WHAT IS ASKED – Without the images, print all the entries below exactly as given.
** Begin **
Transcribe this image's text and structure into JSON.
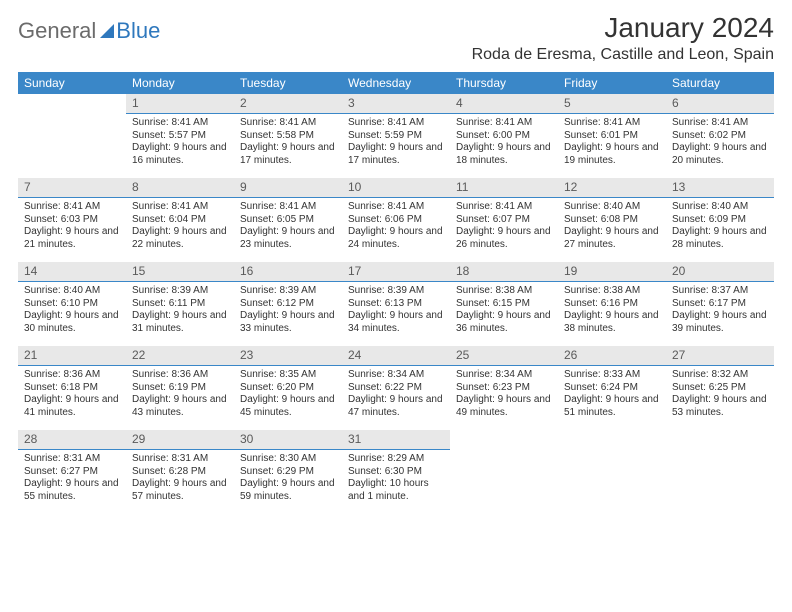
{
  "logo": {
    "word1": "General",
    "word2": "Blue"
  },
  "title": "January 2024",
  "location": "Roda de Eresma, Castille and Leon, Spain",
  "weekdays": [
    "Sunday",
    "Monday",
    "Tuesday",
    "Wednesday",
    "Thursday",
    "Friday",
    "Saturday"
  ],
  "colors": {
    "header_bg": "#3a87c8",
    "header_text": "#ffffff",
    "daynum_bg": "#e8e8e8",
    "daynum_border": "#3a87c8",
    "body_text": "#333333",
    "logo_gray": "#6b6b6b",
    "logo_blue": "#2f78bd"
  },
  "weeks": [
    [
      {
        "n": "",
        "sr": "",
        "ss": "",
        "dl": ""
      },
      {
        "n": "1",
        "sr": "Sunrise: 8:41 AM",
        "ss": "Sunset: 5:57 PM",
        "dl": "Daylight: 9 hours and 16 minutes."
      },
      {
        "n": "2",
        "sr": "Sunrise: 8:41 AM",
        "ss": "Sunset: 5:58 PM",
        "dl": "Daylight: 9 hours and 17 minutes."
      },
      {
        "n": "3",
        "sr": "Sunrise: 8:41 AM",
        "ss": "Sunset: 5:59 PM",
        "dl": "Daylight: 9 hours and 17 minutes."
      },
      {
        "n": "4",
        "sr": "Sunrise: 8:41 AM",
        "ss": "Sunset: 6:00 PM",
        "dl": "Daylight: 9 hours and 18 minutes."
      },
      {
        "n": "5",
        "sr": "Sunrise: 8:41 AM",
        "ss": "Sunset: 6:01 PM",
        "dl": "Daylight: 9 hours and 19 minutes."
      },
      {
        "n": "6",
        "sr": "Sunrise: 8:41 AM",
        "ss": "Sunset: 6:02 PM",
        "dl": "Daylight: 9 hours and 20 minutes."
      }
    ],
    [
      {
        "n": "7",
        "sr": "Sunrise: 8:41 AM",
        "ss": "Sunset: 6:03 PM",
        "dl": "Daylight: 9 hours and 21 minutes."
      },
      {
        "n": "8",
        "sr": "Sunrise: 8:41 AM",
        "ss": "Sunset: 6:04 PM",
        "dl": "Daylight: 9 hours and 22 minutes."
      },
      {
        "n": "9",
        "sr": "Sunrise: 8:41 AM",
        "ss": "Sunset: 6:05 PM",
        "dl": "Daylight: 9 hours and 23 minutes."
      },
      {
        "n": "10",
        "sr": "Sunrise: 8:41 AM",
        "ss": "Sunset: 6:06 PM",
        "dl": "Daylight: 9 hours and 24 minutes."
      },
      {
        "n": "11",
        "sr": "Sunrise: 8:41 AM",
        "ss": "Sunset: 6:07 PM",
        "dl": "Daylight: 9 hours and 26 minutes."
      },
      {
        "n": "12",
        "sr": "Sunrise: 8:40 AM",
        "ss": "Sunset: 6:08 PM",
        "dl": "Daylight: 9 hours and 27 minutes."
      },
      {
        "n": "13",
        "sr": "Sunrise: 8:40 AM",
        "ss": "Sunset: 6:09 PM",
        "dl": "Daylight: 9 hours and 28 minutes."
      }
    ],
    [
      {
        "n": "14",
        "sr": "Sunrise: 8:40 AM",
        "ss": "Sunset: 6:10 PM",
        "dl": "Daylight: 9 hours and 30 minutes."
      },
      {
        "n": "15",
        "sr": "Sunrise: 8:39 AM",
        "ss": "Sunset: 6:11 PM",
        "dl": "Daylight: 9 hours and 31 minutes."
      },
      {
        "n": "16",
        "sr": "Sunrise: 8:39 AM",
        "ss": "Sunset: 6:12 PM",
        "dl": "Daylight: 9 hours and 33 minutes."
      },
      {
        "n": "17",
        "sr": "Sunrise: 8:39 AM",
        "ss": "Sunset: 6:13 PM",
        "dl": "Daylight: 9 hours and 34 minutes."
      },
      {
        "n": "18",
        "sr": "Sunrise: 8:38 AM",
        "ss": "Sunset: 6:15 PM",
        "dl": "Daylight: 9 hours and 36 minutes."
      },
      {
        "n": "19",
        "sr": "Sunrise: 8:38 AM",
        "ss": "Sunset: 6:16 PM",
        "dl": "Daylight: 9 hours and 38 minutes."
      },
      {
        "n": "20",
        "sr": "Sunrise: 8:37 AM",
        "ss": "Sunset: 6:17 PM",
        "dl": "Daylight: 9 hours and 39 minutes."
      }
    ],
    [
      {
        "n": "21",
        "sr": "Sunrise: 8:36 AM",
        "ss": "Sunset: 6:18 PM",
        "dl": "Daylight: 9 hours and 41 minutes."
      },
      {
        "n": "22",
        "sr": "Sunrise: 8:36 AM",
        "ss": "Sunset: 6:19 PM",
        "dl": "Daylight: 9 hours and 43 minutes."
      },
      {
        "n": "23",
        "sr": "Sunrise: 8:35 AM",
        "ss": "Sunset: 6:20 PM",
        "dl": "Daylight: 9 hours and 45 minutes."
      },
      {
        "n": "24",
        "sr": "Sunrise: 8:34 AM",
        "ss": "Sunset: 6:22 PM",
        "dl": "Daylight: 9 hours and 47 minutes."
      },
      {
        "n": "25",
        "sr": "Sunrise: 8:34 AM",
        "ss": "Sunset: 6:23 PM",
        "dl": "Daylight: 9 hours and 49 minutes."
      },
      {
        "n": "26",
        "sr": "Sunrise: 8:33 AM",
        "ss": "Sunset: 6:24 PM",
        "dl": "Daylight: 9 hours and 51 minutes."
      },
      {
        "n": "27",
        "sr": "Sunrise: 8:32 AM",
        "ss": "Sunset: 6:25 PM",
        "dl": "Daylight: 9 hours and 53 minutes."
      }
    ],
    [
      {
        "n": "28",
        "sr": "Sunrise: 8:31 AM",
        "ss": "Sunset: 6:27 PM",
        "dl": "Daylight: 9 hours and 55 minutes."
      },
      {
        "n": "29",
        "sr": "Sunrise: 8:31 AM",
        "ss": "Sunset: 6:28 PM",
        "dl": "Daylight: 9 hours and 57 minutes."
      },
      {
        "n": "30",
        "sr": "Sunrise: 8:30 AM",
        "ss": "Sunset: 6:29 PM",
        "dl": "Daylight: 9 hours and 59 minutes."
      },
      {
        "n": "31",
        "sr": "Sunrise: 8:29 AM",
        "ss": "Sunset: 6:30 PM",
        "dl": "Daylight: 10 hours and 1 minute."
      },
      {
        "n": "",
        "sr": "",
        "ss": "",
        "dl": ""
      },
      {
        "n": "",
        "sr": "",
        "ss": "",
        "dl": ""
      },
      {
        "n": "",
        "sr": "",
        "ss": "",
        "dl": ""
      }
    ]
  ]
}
** End **
RESULT FOR THIS EXERCISE –
Transcribe this image's text and structure into JSON.
{
  "logo": {
    "word1": "General",
    "word2": "Blue"
  },
  "title": "January 2024",
  "location": "Roda de Eresma, Castille and Leon, Spain",
  "weekdays": [
    "Sunday",
    "Monday",
    "Tuesday",
    "Wednesday",
    "Thursday",
    "Friday",
    "Saturday"
  ],
  "colors": {
    "header_bg": "#3a87c8",
    "header_text": "#ffffff",
    "daynum_bg": "#e8e8e8",
    "daynum_border": "#3a87c8",
    "body_text": "#333333",
    "logo_gray": "#6b6b6b",
    "logo_blue": "#2f78bd"
  },
  "weeks": [
    [
      {
        "n": "",
        "sr": "",
        "ss": "",
        "dl": ""
      },
      {
        "n": "1",
        "sr": "Sunrise: 8:41 AM",
        "ss": "Sunset: 5:57 PM",
        "dl": "Daylight: 9 hours and 16 minutes."
      },
      {
        "n": "2",
        "sr": "Sunrise: 8:41 AM",
        "ss": "Sunset: 5:58 PM",
        "dl": "Daylight: 9 hours and 17 minutes."
      },
      {
        "n": "3",
        "sr": "Sunrise: 8:41 AM",
        "ss": "Sunset: 5:59 PM",
        "dl": "Daylight: 9 hours and 17 minutes."
      },
      {
        "n": "4",
        "sr": "Sunrise: 8:41 AM",
        "ss": "Sunset: 6:00 PM",
        "dl": "Daylight: 9 hours and 18 minutes."
      },
      {
        "n": "5",
        "sr": "Sunrise: 8:41 AM",
        "ss": "Sunset: 6:01 PM",
        "dl": "Daylight: 9 hours and 19 minutes."
      },
      {
        "n": "6",
        "sr": "Sunrise: 8:41 AM",
        "ss": "Sunset: 6:02 PM",
        "dl": "Daylight: 9 hours and 20 minutes."
      }
    ],
    [
      {
        "n": "7",
        "sr": "Sunrise: 8:41 AM",
        "ss": "Sunset: 6:03 PM",
        "dl": "Daylight: 9 hours and 21 minutes."
      },
      {
        "n": "8",
        "sr": "Sunrise: 8:41 AM",
        "ss": "Sunset: 6:04 PM",
        "dl": "Daylight: 9 hours and 22 minutes."
      },
      {
        "n": "9",
        "sr": "Sunrise: 8:41 AM",
        "ss": "Sunset: 6:05 PM",
        "dl": "Daylight: 9 hours and 23 minutes."
      },
      {
        "n": "10",
        "sr": "Sunrise: 8:41 AM",
        "ss": "Sunset: 6:06 PM",
        "dl": "Daylight: 9 hours and 24 minutes."
      },
      {
        "n": "11",
        "sr": "Sunrise: 8:41 AM",
        "ss": "Sunset: 6:07 PM",
        "dl": "Daylight: 9 hours and 26 minutes."
      },
      {
        "n": "12",
        "sr": "Sunrise: 8:40 AM",
        "ss": "Sunset: 6:08 PM",
        "dl": "Daylight: 9 hours and 27 minutes."
      },
      {
        "n": "13",
        "sr": "Sunrise: 8:40 AM",
        "ss": "Sunset: 6:09 PM",
        "dl": "Daylight: 9 hours and 28 minutes."
      }
    ],
    [
      {
        "n": "14",
        "sr": "Sunrise: 8:40 AM",
        "ss": "Sunset: 6:10 PM",
        "dl": "Daylight: 9 hours and 30 minutes."
      },
      {
        "n": "15",
        "sr": "Sunrise: 8:39 AM",
        "ss": "Sunset: 6:11 PM",
        "dl": "Daylight: 9 hours and 31 minutes."
      },
      {
        "n": "16",
        "sr": "Sunrise: 8:39 AM",
        "ss": "Sunset: 6:12 PM",
        "dl": "Daylight: 9 hours and 33 minutes."
      },
      {
        "n": "17",
        "sr": "Sunrise: 8:39 AM",
        "ss": "Sunset: 6:13 PM",
        "dl": "Daylight: 9 hours and 34 minutes."
      },
      {
        "n": "18",
        "sr": "Sunrise: 8:38 AM",
        "ss": "Sunset: 6:15 PM",
        "dl": "Daylight: 9 hours and 36 minutes."
      },
      {
        "n": "19",
        "sr": "Sunrise: 8:38 AM",
        "ss": "Sunset: 6:16 PM",
        "dl": "Daylight: 9 hours and 38 minutes."
      },
      {
        "n": "20",
        "sr": "Sunrise: 8:37 AM",
        "ss": "Sunset: 6:17 PM",
        "dl": "Daylight: 9 hours and 39 minutes."
      }
    ],
    [
      {
        "n": "21",
        "sr": "Sunrise: 8:36 AM",
        "ss": "Sunset: 6:18 PM",
        "dl": "Daylight: 9 hours and 41 minutes."
      },
      {
        "n": "22",
        "sr": "Sunrise: 8:36 AM",
        "ss": "Sunset: 6:19 PM",
        "dl": "Daylight: 9 hours and 43 minutes."
      },
      {
        "n": "23",
        "sr": "Sunrise: 8:35 AM",
        "ss": "Sunset: 6:20 PM",
        "dl": "Daylight: 9 hours and 45 minutes."
      },
      {
        "n": "24",
        "sr": "Sunrise: 8:34 AM",
        "ss": "Sunset: 6:22 PM",
        "dl": "Daylight: 9 hours and 47 minutes."
      },
      {
        "n": "25",
        "sr": "Sunrise: 8:34 AM",
        "ss": "Sunset: 6:23 PM",
        "dl": "Daylight: 9 hours and 49 minutes."
      },
      {
        "n": "26",
        "sr": "Sunrise: 8:33 AM",
        "ss": "Sunset: 6:24 PM",
        "dl": "Daylight: 9 hours and 51 minutes."
      },
      {
        "n": "27",
        "sr": "Sunrise: 8:32 AM",
        "ss": "Sunset: 6:25 PM",
        "dl": "Daylight: 9 hours and 53 minutes."
      }
    ],
    [
      {
        "n": "28",
        "sr": "Sunrise: 8:31 AM",
        "ss": "Sunset: 6:27 PM",
        "dl": "Daylight: 9 hours and 55 minutes."
      },
      {
        "n": "29",
        "sr": "Sunrise: 8:31 AM",
        "ss": "Sunset: 6:28 PM",
        "dl": "Daylight: 9 hours and 57 minutes."
      },
      {
        "n": "30",
        "sr": "Sunrise: 8:30 AM",
        "ss": "Sunset: 6:29 PM",
        "dl": "Daylight: 9 hours and 59 minutes."
      },
      {
        "n": "31",
        "sr": "Sunrise: 8:29 AM",
        "ss": "Sunset: 6:30 PM",
        "dl": "Daylight: 10 hours and 1 minute."
      },
      {
        "n": "",
        "sr": "",
        "ss": "",
        "dl": ""
      },
      {
        "n": "",
        "sr": "",
        "ss": "",
        "dl": ""
      },
      {
        "n": "",
        "sr": "",
        "ss": "",
        "dl": ""
      }
    ]
  ]
}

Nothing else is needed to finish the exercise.